_What to do_.
Sift the listing for lines that hold the string "professional" and pull them out.

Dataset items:
* start *
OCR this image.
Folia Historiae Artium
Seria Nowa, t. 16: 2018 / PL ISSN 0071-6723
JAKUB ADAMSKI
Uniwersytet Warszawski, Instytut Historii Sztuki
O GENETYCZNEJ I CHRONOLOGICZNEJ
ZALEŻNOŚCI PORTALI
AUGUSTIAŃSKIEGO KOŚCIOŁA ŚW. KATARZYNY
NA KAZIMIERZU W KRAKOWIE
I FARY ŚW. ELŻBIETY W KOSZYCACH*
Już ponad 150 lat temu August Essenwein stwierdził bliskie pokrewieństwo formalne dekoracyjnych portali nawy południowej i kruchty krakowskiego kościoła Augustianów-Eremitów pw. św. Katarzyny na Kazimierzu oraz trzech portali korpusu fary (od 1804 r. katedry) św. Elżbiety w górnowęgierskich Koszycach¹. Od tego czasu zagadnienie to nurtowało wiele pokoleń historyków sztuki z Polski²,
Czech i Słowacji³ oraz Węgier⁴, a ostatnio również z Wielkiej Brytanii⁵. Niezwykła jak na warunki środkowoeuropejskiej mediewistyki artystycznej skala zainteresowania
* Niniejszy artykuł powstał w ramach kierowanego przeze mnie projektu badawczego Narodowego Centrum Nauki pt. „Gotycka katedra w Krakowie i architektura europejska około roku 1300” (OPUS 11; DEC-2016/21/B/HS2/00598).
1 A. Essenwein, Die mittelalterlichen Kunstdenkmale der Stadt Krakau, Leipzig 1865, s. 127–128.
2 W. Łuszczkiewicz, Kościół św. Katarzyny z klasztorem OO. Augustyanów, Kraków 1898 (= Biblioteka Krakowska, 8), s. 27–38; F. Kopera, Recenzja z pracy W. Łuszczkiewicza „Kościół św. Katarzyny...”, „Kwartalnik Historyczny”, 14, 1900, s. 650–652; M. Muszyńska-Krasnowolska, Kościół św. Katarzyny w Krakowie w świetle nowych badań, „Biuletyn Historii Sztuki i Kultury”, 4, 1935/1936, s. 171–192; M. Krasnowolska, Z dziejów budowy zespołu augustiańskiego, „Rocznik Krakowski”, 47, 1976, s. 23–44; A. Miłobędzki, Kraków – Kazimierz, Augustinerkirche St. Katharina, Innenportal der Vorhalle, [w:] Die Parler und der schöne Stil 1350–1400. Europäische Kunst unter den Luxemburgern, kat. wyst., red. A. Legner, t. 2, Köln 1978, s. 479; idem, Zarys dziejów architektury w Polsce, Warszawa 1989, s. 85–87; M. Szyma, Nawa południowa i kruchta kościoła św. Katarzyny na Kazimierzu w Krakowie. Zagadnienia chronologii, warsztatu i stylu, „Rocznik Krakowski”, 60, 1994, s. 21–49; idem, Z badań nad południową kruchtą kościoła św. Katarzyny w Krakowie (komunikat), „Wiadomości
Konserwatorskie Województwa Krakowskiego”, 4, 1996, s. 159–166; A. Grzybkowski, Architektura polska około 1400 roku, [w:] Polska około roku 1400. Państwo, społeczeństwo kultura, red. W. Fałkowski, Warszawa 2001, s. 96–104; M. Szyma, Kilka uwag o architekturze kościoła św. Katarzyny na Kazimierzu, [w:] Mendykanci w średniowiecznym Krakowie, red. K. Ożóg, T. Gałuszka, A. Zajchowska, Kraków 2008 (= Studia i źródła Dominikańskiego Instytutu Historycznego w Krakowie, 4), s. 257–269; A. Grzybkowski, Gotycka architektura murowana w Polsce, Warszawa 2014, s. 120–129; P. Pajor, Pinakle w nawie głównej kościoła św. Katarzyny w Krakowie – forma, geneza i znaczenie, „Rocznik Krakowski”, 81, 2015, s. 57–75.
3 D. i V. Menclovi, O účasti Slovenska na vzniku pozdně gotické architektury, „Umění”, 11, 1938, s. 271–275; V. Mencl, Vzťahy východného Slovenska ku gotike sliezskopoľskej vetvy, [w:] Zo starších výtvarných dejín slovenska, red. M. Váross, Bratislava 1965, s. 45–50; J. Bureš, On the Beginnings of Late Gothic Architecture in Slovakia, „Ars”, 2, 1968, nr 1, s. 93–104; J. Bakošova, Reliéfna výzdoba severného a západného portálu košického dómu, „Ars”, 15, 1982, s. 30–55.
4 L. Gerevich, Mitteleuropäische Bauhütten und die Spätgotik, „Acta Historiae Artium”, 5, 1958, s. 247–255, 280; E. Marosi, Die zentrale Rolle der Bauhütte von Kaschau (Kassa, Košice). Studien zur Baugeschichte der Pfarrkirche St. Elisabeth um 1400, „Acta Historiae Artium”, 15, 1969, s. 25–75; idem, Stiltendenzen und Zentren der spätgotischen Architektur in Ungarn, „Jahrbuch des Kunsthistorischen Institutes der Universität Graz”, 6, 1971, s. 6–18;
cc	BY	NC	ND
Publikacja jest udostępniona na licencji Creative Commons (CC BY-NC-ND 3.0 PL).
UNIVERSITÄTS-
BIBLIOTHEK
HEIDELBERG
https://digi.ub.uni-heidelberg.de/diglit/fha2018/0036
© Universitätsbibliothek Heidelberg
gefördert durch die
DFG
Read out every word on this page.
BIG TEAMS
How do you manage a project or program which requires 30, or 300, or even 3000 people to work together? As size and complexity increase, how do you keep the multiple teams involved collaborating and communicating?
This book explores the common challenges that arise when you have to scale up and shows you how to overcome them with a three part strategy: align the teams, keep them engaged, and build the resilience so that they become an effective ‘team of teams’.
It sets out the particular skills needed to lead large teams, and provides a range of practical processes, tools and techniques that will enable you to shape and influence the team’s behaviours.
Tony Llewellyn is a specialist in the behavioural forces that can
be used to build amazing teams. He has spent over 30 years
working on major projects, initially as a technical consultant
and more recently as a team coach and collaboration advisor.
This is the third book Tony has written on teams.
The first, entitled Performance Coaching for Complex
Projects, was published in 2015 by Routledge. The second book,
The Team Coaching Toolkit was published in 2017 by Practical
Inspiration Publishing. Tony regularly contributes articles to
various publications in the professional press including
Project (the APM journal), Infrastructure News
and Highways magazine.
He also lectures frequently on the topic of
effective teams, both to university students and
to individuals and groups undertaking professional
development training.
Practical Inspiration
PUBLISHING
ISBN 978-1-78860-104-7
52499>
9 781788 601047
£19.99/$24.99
* end *
_Task response_.
various publications in the professional press including
to individuals and groups undertaking professional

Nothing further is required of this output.